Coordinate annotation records
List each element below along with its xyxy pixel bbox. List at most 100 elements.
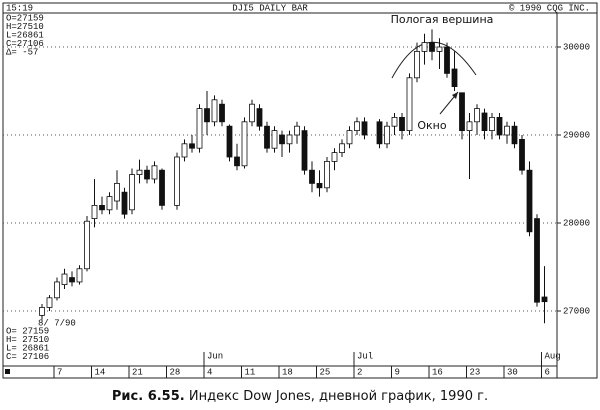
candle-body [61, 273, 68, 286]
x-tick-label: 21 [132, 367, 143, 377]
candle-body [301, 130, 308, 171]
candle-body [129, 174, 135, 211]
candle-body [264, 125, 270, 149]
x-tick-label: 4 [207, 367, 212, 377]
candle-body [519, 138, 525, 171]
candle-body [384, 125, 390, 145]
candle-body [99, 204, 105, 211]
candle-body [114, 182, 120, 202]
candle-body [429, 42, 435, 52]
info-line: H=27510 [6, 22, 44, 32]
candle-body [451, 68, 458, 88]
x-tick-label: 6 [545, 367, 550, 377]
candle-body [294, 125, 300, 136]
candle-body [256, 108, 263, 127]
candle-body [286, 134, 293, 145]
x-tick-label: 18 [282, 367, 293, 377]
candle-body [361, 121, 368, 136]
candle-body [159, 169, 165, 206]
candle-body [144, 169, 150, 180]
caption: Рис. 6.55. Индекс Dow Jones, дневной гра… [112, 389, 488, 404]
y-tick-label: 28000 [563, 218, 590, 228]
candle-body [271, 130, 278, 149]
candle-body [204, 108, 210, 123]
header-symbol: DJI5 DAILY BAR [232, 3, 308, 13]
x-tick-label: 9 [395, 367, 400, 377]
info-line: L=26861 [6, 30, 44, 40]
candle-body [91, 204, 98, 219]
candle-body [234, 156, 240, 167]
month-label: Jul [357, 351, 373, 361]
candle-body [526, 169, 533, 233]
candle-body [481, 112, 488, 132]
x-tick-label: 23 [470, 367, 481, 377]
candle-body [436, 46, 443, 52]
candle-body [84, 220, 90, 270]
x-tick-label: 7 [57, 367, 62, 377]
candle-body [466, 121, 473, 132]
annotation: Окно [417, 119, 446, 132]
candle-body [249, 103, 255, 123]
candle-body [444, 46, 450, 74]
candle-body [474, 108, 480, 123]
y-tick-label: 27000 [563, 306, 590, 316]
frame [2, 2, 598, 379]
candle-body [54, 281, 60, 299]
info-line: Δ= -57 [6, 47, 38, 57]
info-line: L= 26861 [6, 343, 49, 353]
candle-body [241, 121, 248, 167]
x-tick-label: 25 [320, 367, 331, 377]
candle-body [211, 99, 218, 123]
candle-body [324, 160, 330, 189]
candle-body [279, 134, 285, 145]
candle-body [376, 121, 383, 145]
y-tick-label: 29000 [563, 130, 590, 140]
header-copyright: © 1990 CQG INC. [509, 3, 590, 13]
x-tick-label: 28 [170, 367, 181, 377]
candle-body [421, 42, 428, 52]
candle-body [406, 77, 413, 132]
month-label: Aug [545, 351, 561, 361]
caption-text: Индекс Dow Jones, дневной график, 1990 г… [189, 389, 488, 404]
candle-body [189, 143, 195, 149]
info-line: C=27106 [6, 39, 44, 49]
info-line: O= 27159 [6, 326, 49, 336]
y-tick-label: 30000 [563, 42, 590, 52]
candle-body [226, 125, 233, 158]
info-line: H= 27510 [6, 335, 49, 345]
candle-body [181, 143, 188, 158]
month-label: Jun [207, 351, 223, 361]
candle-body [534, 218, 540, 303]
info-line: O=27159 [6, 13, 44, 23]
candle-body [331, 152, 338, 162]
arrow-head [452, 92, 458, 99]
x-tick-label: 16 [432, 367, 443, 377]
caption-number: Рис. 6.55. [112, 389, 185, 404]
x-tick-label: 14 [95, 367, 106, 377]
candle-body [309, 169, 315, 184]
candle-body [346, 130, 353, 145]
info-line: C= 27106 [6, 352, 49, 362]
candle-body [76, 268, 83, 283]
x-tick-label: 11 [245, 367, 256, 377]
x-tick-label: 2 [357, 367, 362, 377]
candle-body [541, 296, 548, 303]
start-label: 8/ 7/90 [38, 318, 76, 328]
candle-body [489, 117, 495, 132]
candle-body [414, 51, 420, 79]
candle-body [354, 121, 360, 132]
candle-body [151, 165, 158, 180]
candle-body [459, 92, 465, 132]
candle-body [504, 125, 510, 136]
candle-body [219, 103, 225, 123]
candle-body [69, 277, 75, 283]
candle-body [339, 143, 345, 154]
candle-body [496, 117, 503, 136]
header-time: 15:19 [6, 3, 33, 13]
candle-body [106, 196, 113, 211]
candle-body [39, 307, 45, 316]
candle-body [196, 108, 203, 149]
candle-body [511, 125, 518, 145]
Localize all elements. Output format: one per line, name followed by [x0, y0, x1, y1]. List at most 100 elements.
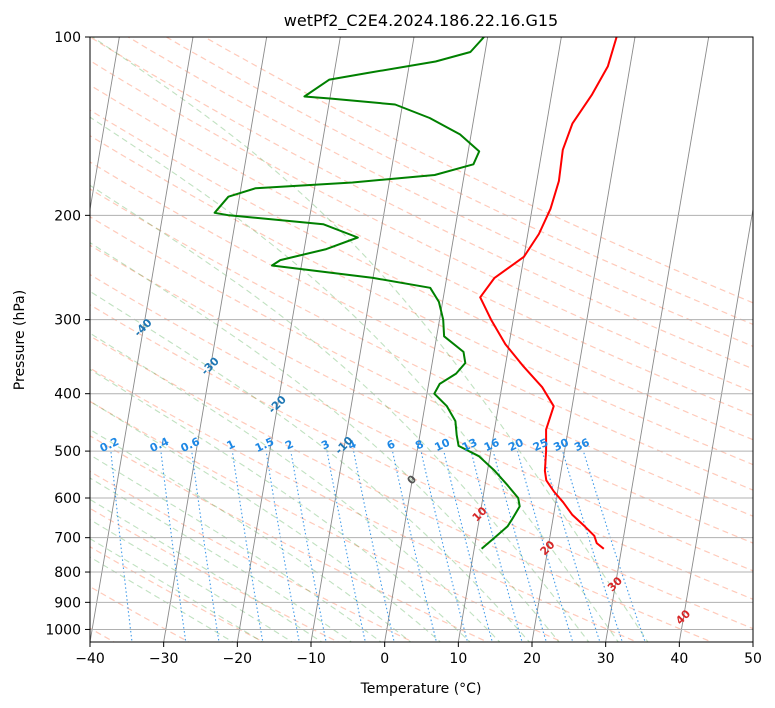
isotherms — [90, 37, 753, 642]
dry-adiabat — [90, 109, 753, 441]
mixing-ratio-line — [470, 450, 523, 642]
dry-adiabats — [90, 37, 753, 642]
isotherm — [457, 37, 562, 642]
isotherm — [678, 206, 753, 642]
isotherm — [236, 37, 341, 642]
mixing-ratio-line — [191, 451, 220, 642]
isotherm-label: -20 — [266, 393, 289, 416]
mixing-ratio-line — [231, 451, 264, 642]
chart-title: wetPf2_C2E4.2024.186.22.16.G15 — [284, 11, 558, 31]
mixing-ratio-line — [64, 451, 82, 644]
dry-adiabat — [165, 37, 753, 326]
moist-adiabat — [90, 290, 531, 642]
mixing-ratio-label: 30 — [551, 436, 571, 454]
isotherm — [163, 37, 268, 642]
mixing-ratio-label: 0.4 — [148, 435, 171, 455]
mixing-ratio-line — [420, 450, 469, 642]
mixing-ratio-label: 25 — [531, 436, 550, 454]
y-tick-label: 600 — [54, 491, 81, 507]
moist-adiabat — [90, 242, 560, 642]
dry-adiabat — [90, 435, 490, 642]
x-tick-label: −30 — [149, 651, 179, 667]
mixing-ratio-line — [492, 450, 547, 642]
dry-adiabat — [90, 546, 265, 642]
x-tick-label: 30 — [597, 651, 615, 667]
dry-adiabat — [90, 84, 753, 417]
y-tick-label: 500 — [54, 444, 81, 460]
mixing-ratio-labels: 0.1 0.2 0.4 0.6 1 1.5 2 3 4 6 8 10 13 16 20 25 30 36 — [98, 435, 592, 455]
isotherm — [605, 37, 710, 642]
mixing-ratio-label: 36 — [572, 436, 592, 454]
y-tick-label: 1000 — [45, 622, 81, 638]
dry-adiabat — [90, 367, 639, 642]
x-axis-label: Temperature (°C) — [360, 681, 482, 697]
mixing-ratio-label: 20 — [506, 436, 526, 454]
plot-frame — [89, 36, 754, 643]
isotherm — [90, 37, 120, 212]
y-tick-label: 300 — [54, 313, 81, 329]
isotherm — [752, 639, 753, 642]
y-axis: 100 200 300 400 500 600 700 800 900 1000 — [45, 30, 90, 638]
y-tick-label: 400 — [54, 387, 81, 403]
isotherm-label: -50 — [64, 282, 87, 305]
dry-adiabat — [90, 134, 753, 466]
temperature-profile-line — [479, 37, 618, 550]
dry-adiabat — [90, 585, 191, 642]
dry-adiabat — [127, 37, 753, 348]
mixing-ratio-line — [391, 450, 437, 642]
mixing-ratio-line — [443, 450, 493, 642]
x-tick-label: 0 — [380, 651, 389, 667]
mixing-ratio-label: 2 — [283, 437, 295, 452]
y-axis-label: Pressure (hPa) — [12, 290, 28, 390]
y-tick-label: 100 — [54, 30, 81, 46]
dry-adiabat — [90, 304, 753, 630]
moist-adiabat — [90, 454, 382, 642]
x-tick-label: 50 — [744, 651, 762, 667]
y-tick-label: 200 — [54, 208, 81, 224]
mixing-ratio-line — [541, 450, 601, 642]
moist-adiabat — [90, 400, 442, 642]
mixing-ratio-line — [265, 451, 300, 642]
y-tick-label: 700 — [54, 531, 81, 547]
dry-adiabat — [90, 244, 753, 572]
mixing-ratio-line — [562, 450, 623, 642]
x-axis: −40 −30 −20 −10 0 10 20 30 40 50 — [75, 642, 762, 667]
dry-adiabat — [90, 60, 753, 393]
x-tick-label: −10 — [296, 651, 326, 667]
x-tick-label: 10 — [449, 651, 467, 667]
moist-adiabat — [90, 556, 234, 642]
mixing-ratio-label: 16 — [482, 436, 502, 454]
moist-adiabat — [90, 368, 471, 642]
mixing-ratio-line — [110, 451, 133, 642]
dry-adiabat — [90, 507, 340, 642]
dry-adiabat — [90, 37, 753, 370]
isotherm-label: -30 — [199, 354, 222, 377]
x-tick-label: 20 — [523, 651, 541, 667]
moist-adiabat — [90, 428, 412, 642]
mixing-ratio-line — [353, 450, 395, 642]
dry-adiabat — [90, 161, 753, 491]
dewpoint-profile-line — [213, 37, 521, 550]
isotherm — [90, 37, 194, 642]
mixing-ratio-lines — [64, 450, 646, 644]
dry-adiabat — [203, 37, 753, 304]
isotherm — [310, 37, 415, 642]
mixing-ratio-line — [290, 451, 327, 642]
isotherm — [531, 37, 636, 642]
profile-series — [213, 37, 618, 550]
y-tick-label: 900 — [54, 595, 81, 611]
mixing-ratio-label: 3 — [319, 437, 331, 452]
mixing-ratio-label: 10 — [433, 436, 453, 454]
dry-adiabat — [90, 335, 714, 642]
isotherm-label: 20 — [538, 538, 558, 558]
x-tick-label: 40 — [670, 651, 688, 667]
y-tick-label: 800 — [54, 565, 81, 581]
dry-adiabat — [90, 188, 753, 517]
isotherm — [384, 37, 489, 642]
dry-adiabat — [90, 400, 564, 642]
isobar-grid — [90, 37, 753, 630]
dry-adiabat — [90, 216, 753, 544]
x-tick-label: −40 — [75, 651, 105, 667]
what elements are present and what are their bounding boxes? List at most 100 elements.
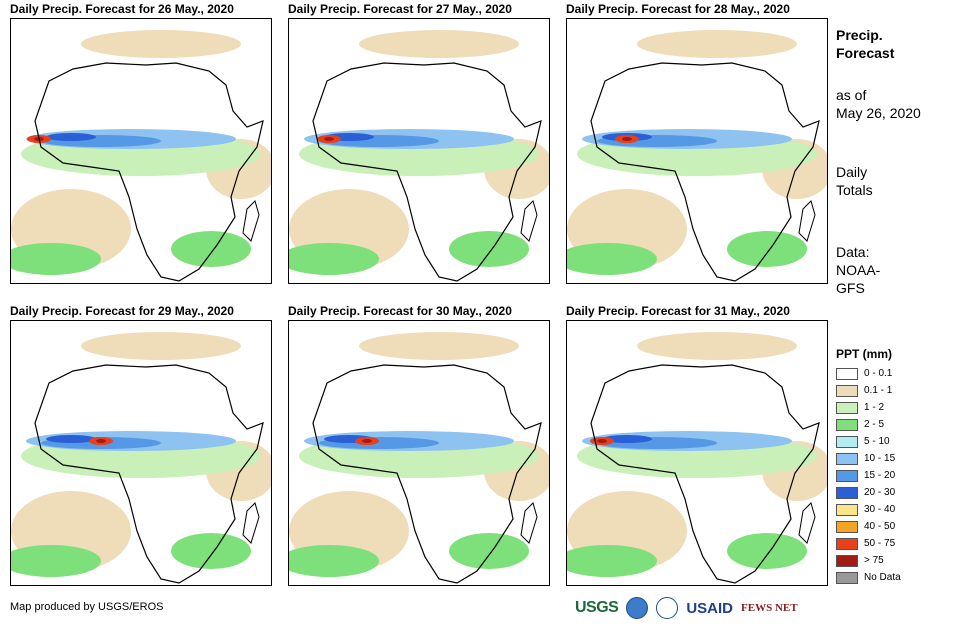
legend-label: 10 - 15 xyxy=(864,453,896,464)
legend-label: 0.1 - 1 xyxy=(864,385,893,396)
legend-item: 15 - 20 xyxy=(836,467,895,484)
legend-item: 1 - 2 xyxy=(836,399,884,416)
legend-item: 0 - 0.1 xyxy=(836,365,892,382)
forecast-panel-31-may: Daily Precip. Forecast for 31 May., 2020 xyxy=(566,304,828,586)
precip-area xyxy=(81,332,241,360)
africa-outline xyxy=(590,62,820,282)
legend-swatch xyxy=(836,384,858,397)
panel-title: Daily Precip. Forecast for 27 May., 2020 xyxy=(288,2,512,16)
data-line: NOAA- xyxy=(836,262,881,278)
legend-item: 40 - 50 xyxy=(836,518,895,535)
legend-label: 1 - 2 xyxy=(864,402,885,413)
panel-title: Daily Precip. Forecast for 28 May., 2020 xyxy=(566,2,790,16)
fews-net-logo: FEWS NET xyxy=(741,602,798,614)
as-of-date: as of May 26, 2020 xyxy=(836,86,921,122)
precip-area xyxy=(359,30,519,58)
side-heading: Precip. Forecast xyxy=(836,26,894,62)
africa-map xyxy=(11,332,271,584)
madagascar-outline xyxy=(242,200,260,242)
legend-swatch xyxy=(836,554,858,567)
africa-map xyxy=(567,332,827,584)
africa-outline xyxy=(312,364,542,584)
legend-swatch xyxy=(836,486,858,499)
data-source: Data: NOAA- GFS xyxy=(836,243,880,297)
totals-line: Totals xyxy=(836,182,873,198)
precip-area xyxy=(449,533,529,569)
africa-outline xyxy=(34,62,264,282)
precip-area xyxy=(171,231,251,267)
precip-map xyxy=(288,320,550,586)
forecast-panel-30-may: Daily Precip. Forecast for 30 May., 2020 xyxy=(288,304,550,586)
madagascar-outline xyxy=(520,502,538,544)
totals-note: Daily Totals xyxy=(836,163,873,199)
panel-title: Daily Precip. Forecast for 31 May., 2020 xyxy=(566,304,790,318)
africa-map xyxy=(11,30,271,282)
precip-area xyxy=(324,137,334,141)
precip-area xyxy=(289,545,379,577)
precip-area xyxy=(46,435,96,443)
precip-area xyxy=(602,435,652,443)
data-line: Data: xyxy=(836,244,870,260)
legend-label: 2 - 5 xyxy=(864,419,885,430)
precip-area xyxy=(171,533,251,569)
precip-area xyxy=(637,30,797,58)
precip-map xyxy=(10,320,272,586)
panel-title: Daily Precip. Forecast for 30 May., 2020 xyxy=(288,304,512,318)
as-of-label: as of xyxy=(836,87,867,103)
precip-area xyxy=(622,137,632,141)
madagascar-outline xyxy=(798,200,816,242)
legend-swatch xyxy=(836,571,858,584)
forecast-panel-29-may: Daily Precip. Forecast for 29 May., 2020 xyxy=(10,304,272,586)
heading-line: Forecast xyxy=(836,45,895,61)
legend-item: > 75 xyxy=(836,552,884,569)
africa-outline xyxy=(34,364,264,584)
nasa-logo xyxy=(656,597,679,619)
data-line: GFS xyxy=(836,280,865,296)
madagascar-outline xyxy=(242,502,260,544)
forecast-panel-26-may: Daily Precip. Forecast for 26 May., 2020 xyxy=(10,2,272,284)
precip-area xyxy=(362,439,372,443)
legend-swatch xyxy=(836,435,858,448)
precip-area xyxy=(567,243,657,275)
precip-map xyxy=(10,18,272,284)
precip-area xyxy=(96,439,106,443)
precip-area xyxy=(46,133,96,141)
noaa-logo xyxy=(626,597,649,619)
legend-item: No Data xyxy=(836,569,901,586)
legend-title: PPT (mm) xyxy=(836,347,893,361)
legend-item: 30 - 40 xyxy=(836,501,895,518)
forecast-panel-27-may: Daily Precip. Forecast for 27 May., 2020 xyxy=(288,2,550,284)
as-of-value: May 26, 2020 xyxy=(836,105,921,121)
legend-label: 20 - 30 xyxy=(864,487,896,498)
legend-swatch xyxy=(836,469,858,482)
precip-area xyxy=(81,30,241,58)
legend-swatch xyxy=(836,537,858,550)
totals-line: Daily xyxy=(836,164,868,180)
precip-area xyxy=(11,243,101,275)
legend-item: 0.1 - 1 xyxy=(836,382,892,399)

#### [Exercise objective]
Reproduce the material from the line that has "candle-body [61, 273, 68, 286]" through the line that has "candle-body [114, 182, 120, 202]", replacing "x-tick-label" with "x-axis-label" and leaving all else unchanged. Give only those lines.

#### [Written response]
candle-body [61, 273, 68, 286]
x-axis-label: 21 [132, 367, 143, 377]
candle-body [301, 130, 308, 171]
candle-body [129, 174, 135, 211]
candle-body [264, 125, 270, 149]
x-axis-label: 4 [207, 367, 212, 377]
candle-body [519, 138, 525, 171]
candle-body [384, 125, 390, 145]
candle-body [99, 204, 105, 211]
candle-body [114, 182, 120, 202]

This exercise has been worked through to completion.